## RAW DATA:
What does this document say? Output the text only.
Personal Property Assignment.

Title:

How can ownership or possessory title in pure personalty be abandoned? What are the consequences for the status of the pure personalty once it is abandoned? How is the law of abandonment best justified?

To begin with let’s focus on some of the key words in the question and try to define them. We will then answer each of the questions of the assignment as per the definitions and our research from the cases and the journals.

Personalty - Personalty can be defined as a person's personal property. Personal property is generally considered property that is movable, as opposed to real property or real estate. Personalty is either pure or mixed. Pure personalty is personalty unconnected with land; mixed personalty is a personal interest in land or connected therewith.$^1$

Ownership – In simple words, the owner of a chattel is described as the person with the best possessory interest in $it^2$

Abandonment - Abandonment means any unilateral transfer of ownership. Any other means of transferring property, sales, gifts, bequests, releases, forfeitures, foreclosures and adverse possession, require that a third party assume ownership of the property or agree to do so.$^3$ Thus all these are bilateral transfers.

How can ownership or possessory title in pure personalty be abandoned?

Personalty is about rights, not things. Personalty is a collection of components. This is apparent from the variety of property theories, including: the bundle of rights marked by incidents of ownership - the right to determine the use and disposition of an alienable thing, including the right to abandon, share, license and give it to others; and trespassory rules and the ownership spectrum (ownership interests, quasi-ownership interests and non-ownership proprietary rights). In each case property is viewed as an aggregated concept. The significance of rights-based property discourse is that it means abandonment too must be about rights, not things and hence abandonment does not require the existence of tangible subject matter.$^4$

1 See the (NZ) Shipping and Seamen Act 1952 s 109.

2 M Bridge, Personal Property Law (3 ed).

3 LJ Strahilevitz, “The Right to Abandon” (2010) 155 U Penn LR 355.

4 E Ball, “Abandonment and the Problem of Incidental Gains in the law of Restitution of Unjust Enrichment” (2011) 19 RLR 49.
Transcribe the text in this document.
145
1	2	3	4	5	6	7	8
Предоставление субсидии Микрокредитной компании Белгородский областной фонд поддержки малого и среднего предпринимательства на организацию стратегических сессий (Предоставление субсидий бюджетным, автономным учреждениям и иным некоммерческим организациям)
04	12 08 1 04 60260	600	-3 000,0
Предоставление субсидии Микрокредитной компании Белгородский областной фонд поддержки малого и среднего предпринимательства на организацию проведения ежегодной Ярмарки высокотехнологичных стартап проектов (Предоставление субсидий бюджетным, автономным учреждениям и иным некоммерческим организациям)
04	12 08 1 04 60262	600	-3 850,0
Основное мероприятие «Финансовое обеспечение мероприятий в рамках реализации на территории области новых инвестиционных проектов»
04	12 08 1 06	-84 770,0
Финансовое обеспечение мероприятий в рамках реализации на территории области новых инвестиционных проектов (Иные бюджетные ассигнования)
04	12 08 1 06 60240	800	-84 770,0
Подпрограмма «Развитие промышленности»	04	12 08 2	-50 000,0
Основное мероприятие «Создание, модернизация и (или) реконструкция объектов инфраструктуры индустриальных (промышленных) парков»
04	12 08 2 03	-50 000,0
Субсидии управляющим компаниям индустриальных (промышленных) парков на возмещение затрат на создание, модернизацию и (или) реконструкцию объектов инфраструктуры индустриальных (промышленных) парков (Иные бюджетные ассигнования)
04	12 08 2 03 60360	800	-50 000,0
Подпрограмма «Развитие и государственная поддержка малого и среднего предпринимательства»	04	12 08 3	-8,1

## DIRECTION:
Reproduce the material verbatim, line by line.

## TASK RESPONSE:
What does this document say? Output the text only.
Personal Property Assignment.

Title:

How can ownership or possessory title in pure personalty be abandoned? What are the consequences for the status of the pure personalty once it is abandoned? How is the law of abandonment best justified?

To begin with let’s focus on some of the key words in the question and try to define them. We will then answer each of the questions of the assignment as per the definitions and our research from the cases and the journals.

Personalty - Personalty can be defined as a person's personal property. Personal property is generally considered property that is movable, as opposed to real property or real estate. Personalty is either pure or mixed. Pure personalty is personalty unconnected with land; mixed personalty is a personal interest in land or connected therewith.$^1$

Ownership – In simple words, the owner of a chattel is described as the person with the best possessory interest in $it^2$

Abandonment - Abandonment means any unilateral transfer of ownership. Any other means of transferring property, sales, gifts, bequests, releases, forfeitures, foreclosures and adverse possession, require that a third party assume ownership of the property or agree to do so.$^3$ Thus all these are bilateral transfers.

How can ownership or possessory title in pure personalty be abandoned?

Personalty is about rights, not things. Personalty is a collection of components. This is apparent from the variety of property theories, including: the bundle of rights marked by incidents of ownership - the right to determine the use and disposition of an alienable thing, including the right to abandon, share, license and give it to others; and trespassory rules and the ownership spectrum (ownership interests, quasi-ownership interests and non-ownership proprietary rights). In each case property is viewed as an aggregated concept. The significance of rights-based property discourse is that it means abandonment too must be about rights, not things and hence abandonment does not require the existence of tangible subject matter.$^4$

1 See the (NZ) Shipping and Seamen Act 1952 s 109.

2 M Bridge, Personal Property Law (3 ed).

3 LJ Strahilevitz, “The Right to Abandon” (2010) 155 U Penn LR 355.

4 E Ball, “Abandonment and the Problem of Incidental Gains in the law of Restitution of Unjust Enrichment” (2011) 19 RLR 49.
Transcribe the text in this document.
145
1	2	3	4	5	6	7	8
Предоставление субсидии Микрокредитной компании Белгородский областной фонд поддержки малого и среднего предпринимательства на организацию стратегических сессий (Предоставление субсидий бюджетным, автономным учреждениям и иным некоммерческим организациям)
04	12 08 1 04 60260	600	-3 000,0
Предоставление субсидии Микрокредитной компании Белгородский областной фонд поддержки малого и среднего предпринимательства на организацию проведения ежегодной Ярмарки высокотехнологичных стартап проектов (Предоставление субсидий бюджетным, автономным учреждениям и иным некоммерческим организациям)
04	12 08 1 04 60262	600	-3 850,0
Основное мероприятие «Финансовое обеспечение мероприятий в рамках реализации на территории области новых инвестиционных проектов»
04	12 08 1 06	-84 770,0
Финансовое обеспечение мероприятий в рамках реализации на территории области новых инвестиционных проектов (Иные бюджетные ассигнования)
04	12 08 1 06 60240	800	-84 770,0
Подпрограмма «Развитие промышленности»	04	12 08 2	-50 000,0
Основное мероприятие «Создание, модернизация и (или) реконструкция объектов инфраструктуры индустриальных (промышленных) парков»
04	12 08 2 03	-50 000,0
Субсидии управляющим компаниям индустриальных (промышленных) парков на возмещение затрат на создание, модернизацию и (или) реконструкцию объектов инфраструктуры индустриальных (промышленных) парков (Иные бюджетные ассигнования)
04	12 08 2 03 60360	800	-50 000,0
Подпрограмма «Развитие и государственная поддержка малого и среднего предпринимательства»	04	12 08 3	-8,1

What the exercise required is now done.